** start Given records **

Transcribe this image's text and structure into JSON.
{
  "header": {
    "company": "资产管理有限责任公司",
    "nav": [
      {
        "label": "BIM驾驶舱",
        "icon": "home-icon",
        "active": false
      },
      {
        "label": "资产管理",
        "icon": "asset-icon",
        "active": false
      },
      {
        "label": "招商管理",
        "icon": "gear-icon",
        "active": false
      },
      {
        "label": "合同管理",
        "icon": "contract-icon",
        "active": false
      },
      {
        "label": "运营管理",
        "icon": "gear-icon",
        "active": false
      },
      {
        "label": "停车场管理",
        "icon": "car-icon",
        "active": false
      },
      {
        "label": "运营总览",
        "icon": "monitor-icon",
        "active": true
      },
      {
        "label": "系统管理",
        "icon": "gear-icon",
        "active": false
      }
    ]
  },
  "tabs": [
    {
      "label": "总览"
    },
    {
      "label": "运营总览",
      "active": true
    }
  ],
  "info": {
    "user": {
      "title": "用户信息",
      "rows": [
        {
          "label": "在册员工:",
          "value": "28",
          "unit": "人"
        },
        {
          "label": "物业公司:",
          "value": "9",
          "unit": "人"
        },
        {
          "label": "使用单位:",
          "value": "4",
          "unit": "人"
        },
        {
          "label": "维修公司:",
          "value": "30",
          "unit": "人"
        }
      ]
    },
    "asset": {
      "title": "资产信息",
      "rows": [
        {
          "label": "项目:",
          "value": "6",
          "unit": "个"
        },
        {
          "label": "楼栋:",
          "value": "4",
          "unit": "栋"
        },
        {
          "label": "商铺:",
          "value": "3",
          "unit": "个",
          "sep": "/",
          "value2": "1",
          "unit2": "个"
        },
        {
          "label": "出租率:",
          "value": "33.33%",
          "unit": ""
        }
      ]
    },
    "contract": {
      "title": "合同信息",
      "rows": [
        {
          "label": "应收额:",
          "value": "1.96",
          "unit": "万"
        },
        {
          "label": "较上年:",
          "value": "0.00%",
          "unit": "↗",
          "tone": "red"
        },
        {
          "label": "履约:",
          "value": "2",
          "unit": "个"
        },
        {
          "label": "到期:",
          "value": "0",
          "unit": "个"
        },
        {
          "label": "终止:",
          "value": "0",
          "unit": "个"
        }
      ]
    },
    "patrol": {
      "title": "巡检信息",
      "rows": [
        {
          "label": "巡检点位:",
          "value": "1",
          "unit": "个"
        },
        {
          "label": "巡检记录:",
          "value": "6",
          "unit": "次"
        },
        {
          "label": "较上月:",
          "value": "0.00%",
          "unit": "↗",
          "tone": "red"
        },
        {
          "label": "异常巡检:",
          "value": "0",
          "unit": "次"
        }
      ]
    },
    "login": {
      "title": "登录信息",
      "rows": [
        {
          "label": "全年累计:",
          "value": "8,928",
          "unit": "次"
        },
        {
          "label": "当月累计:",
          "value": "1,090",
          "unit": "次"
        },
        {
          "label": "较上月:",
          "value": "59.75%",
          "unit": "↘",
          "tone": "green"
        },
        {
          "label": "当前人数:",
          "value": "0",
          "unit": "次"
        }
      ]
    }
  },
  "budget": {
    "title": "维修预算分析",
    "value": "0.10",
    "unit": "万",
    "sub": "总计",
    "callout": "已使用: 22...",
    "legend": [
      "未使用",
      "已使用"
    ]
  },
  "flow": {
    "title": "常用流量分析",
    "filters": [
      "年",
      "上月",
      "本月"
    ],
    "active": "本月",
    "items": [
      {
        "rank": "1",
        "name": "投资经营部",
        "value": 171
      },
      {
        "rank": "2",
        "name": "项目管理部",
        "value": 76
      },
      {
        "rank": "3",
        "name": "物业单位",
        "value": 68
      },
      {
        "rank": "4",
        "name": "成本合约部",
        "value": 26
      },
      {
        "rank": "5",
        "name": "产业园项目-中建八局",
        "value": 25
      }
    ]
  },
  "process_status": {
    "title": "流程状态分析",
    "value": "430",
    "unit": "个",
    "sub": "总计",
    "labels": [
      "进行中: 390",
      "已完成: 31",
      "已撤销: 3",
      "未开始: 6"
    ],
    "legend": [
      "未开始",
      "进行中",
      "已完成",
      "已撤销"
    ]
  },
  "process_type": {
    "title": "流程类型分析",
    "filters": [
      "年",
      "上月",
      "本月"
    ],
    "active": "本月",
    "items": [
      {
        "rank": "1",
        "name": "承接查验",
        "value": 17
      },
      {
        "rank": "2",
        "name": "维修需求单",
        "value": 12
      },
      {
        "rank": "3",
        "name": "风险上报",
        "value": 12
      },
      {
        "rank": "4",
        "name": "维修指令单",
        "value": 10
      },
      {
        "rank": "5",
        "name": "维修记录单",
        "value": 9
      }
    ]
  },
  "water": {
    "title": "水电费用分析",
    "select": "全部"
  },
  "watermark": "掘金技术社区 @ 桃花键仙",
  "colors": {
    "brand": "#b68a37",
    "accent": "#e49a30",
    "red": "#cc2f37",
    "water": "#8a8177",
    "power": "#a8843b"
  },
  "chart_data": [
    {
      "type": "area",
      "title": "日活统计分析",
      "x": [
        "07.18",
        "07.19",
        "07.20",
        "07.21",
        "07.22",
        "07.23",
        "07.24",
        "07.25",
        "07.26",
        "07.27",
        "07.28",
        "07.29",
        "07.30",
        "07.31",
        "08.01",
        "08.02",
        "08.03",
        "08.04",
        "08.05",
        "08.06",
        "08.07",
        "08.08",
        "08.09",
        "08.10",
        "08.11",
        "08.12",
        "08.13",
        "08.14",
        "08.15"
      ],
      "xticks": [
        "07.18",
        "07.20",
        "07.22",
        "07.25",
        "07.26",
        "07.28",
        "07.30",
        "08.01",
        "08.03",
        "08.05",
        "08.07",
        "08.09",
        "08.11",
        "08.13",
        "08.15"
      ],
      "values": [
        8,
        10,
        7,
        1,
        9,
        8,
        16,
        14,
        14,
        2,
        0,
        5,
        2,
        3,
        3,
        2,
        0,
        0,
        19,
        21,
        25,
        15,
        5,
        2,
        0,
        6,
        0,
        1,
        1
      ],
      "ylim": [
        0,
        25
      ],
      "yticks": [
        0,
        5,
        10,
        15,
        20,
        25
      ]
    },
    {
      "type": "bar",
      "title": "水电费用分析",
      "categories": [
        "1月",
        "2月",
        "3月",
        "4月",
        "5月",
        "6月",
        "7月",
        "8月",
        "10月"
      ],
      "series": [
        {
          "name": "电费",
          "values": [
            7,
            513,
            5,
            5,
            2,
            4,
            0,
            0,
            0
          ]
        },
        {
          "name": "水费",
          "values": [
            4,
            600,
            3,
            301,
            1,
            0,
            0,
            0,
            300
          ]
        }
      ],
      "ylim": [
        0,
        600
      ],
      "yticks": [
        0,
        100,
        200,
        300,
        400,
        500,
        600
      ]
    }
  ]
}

** end Given records **

#### Required task
Quote the listing in full, please, keeping every line exact.

#### Finished task
Transcribe this image's text and structure into JSON.
{
  "header": {
    "company": "资产管理有限责任公司",
    "nav": [
      {
        "label": "BIM驾驶舱",
        "icon": "home-icon",
        "active": false
      },
      {
        "label": "资产管理",
        "icon": "asset-icon",
        "active": false
      },
      {
        "label": "招商管理",
        "icon": "gear-icon",
        "active": false
      },
      {
        "label": "合同管理",
        "icon": "contract-icon",
        "active": false
      },
      {
        "label": "运营管理",
        "icon": "gear-icon",
        "active": false
      },
      {
        "label": "停车场管理",
        "icon": "car-icon",
        "active": false
      },
      {
        "label": "运营总览",
        "icon": "monitor-icon",
        "active": true
      },
      {
        "label": "系统管理",
        "icon": "gear-icon",
        "active": false
      }
    ]
  },
  "tabs": [
    {
      "label": "总览"
    },
    {
      "label": "运营总览",
      "active": true
    }
  ],
  "info": {
    "user": {
      "title": "用户信息",
      "rows": [
        {
          "label": "在册员工:",
          "value": "28",
          "unit": "人"
        },
        {
          "label": "物业公司:",
          "value": "9",
          "unit": "人"
        },
        {
          "label": "使用单位:",
          "value": "4",
          "unit": "人"
        },
        {
          "label": "维修公司:",
          "value": "30",
          "unit": "人"
        }
      ]
    },
    "asset": {
      "title": "资产信息",
      "rows": [
        {
          "label": "项目:",
          "value": "6",
          "unit": "个"
        },
        {
          "label": "楼栋:",
          "value": "4",
          "unit": "栋"
        },
        {
          "label": "商铺:",
          "value": "3",
          "unit": "个",
          "sep": "/",
          "value2": "1",
          "unit2": "个"
        },
        {
          "label": "出租率:",
          "value": "33.33%",
          "unit": ""
        }
      ]
    },
    "contract": {
      "title": "合同信息",
      "rows": [
        {
          "label": "应收额:",
          "value": "1.96",
          "unit": "万"
        },
        {
          "label": "较上年:",
          "value": "0.00%",
          "unit": "↗",
          "tone": "red"
        },
        {
          "label": "履约:",
          "value": "2",
          "unit": "个"
        },
        {
          "label": "到期:",
          "value": "0",
          "unit": "个"
        },
        {
          "label": "终止:",
          "value": "0",
          "unit": "个"
        }
      ]
    },
    "patrol": {
      "title": "巡检信息",
      "rows": [
        {
          "label": "巡检点位:",
          "value": "1",
          "unit": "个"
        },
        {
          "label": "巡检记录:",
          "value": "6",
          "unit": "次"
        },
        {
          "label": "较上月:",
          "value": "0.00%",
          "unit": "↗",
          "tone": "red"
        },
        {
          "label": "异常巡检:",
          "value": "0",
          "unit": "次"
        }
      ]
    },
    "login": {
      "title": "登录信息",
      "rows": [
        {
          "label": "全年累计:",
          "value": "8,928",
          "unit": "次"
        },
        {
          "label": "当月累计:",
          "value": "1,090",
          "unit": "次"
        },
        {
          "label": "较上月:",
          "value": "59.75%",
          "unit": "↘",
          "tone": "green"
        },
        {
          "label": "当前人数:",
          "value": "0",
          "unit": "次"
        }
      ]
    }
  },
  "budget": {
    "title": "维修预算分析",
    "value": "0.10",
    "unit": "万",
    "sub": "总计",
    "callout": "已使用: 22...",
    "legend": [
      "未使用",
      "已使用"
    ]
  },
  "flow": {
    "title": "常用流量分析",
    "filters": [
      "年",
      "上月",
      "本月"
    ],
    "active": "本月",
    "items": [
      {
        "rank": "1",
        "name": "投资经营部",
        "value": 171
      },
      {
        "rank": "2",
        "name": "项目管理部",
        "value": 76
      },
      {
        "rank": "3",
        "name": "物业单位",
        "value": 68
      },
      {
        "rank": "4",
        "name": "成本合约部",
        "value": 26
      },
      {
        "rank": "5",
        "name": "产业园项目-中建八局",
        "value": 25
      }
    ]
  },
  "process_status": {
    "title": "流程状态分析",
    "value": "430",
    "unit": "个",
    "sub": "总计",
    "labels": [
      "进行中: 390",
      "已完成: 31",
      "已撤销: 3",
      "未开始: 6"
    ],
    "legend": [
      "未开始",
      "进行中",
      "已完成",
      "已撤销"
    ]
  },
  "process_type": {
    "title": "流程类型分析",
    "filters": [
      "年",
      "上月",
      "本月"
    ],
    "active": "本月",
    "items": [
      {
        "rank": "1",
        "name": "承接查验",
        "value": 17
      },
      {
        "rank": "2",
        "name": "维修需求单",
        "value": 12
      },
      {
        "rank": "3",
        "name": "风险上报",
        "value": 12
      },
      {
        "rank": "4",
        "name": "维修指令单",
        "value": 10
      },
      {
        "rank": "5",
        "name": "维修记录单",
        "value": 9
      }
    ]
  },
  "water": {
    "title": "水电费用分析",
    "select": "全部"
  },
  "watermark": "掘金技术社区 @ 桃花键仙",
  "colors": {
    "brand": "#b68a37",
    "accent": "#e49a30",
    "red": "#cc2f37",
    "water": "#8a8177",
    "power": "#a8843b"
  },
  "chart_data": [
    {
      "type": "area",
      "title": "日活统计分析",
      "x": [
        "07.18",
        "07.19",
        "07.20",
        "07.21",
        "07.22",
        "07.23",
        "07.24",
        "07.25",
        "07.26",
        "07.27",
        "07.28",
        "07.29",
        "07.30",
        "07.31",
        "08.01",
        "08.02",
        "08.03",
        "08.04",
        "08.05",
        "08.06",
        "08.07",
        "08.08",
        "08.09",
        "08.10",
        "08.11",
        "08.12",
        "08.13",
        "08.14",
        "08.15"
      ],
      "xticks": [
        "07.18",
        "07.20",
        "07.22",
        "07.25",
        "07.26",
        "07.28",
        "07.30",
        "08.01",
        "08.03",
        "08.05",
        "08.07",
        "08.09",
        "08.11",
        "08.13",
        "08.15"
      ],
      "values": [
        8,
        10,
        7,
        1,
        9,
        8,
        16,
        14,
        14,
        2,
        0,
        5,
        2,
        3,
        3,
        2,
        0,
        0,
        19,
        21,
        25,
        15,
        5,
        2,
        0,
        6,
        0,
        1,
        1
      ],
      "ylim": [
        0,
        25
      ],
      "yticks": [
        0,
        5,
        10,
        15,
        20,
        25
      ]
    },
    {
      "type": "bar",
      "title": "水电费用分析",
      "categories": [
        "1月",
        "2月",
        "3月",
        "4月",
        "5月",
        "6月",
        "7月",
        "8月",
        "10月"
      ],
      "series": [
        {
          "name": "电费",
          "values": [
            7,
            513,
            5,
            5,
            2,
            4,
            0,
            0,
            0
          ]
        },
        {
          "name": "水费",
          "values": [
            4,
            600,
            3,
            301,
            1,
            0,
            0,
            0,
            300
          ]
        }
      ],
      "ylim": [
        0,
        600
      ],
      "yticks": [
        0,
        100,
        200,
        300,
        400,
        500,
        600
      ]
    }
  ]
}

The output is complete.